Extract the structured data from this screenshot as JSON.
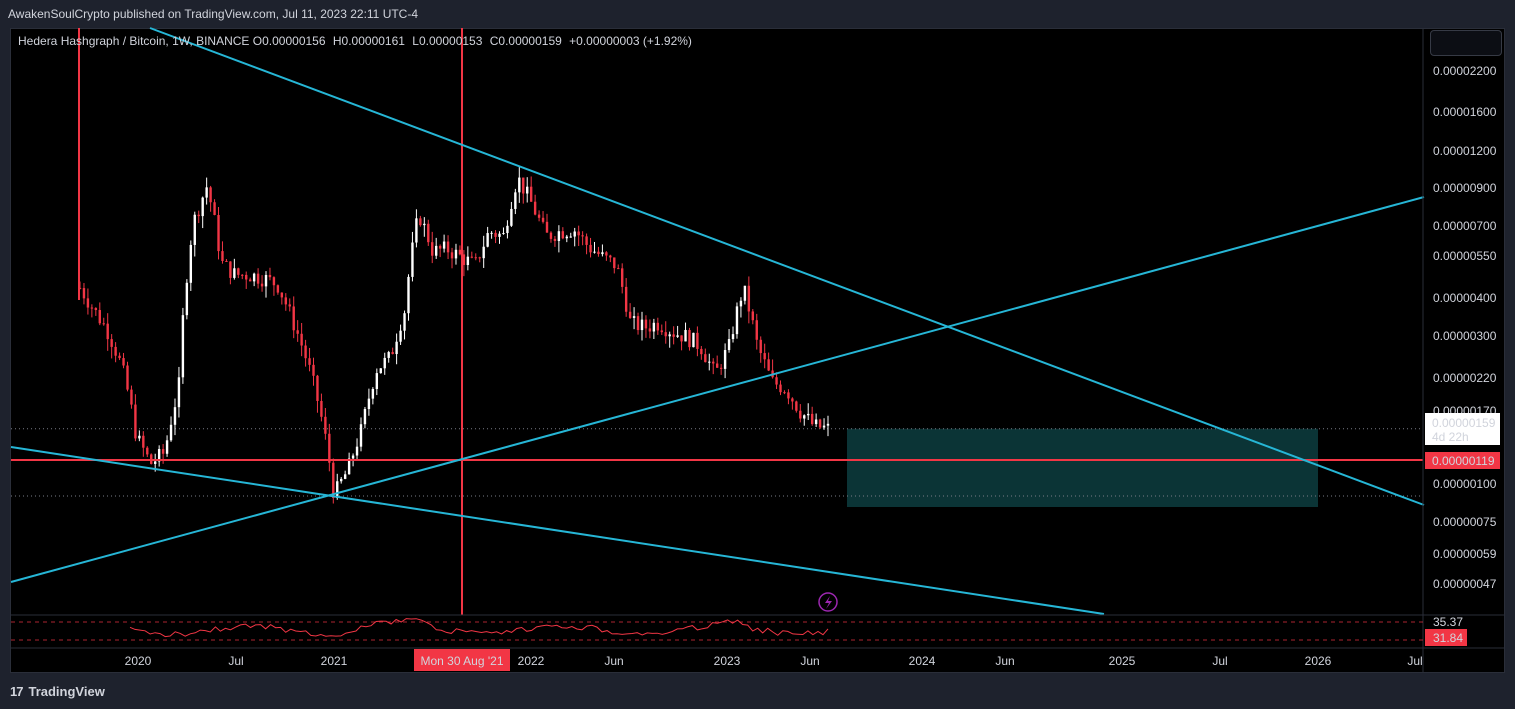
{
  "header": {
    "published": "AwakenSoulCrypto published on TradingView.com, Jul 11, 2023 22:11 UTC-4"
  },
  "legend": {
    "symbol": "Hedera Hashgraph / Bitcoin, 1W, BINANCE",
    "o_label": "O",
    "o_value": "0.00000156",
    "h_label": "H",
    "h_value": "0.00000161",
    "l_label": "L",
    "l_value": "0.00000153",
    "c_label": "C",
    "c_value": "0.00000159",
    "change": "+0.00000003 (+1.92%)"
  },
  "footer": {
    "logo_mark": "17",
    "brand": "TradingView"
  },
  "colors": {
    "background": "#000000",
    "frame": "#1e222d",
    "trendline": "#26b6d6",
    "red_line": "#f23645",
    "candle_up": "#ffffff",
    "candle_down": "#f23645",
    "zone_fill": "#0b3436",
    "rsi": "#f23645",
    "grid_dotted": "#787b86"
  },
  "chart_data": {
    "type": "candlestick",
    "title": "Hedera Hashgraph / Bitcoin, 1W, BINANCE",
    "scale": "log",
    "price_ticks": [
      "0.00002200",
      "0.00001600",
      "0.00001200",
      "0.00000900",
      "0.00000700",
      "0.00000550",
      "0.00000400",
      "0.00000300",
      "0.00000220",
      "0.00000170",
      "0.00000100",
      "0.00000075",
      "0.00000059",
      "0.00000047"
    ],
    "time_ticks": [
      "2020",
      "Jul",
      "2021",
      "2022",
      "Jun",
      "2023",
      "Jun",
      "2024",
      "Jun",
      "2025",
      "Jul",
      "2026",
      "Jul"
    ],
    "current_price": {
      "value": "0.00000159",
      "countdown": "4d 22h"
    },
    "horizontal_level": {
      "value": "0.00000119"
    },
    "crosshair_date": "Mon 30 Aug '21",
    "series_close_approx": [
      4.2,
      3.6,
      3.1,
      2.4,
      1.5,
      1.25,
      1.35,
      2.1,
      6.5,
      8.5,
      5.0,
      4.6,
      4.6,
      4.5,
      4.3,
      3.4,
      2.6,
      1.8,
      1.0,
      1.2,
      1.6,
      2.4,
      2.6,
      3.6,
      7.0,
      5.4,
      5.5,
      5.2,
      4.9,
      6.2,
      6.0,
      9.0,
      7.5,
      6.0,
      6.2,
      6.3,
      5.6,
      5.2,
      4.9,
      3.3,
      3.2,
      3.3,
      3.1,
      3.0,
      2.8,
      2.3,
      2.8,
      4.2,
      2.8,
      2.2,
      2.1,
      1.8,
      1.62,
      1.59
    ],
    "rsi": {
      "upper_label": "35.37",
      "current": "31.84"
    },
    "zone": {
      "from": "Jul 2023",
      "to": "Jan 2026",
      "price_high": "0.00000159",
      "price_low": "0.00000085"
    }
  }
}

※ ※ ※

> **Written instruction**:
Find how many lines of the listing include the string "Hedera" and give that number, nothing else.

> **Task solution**:
2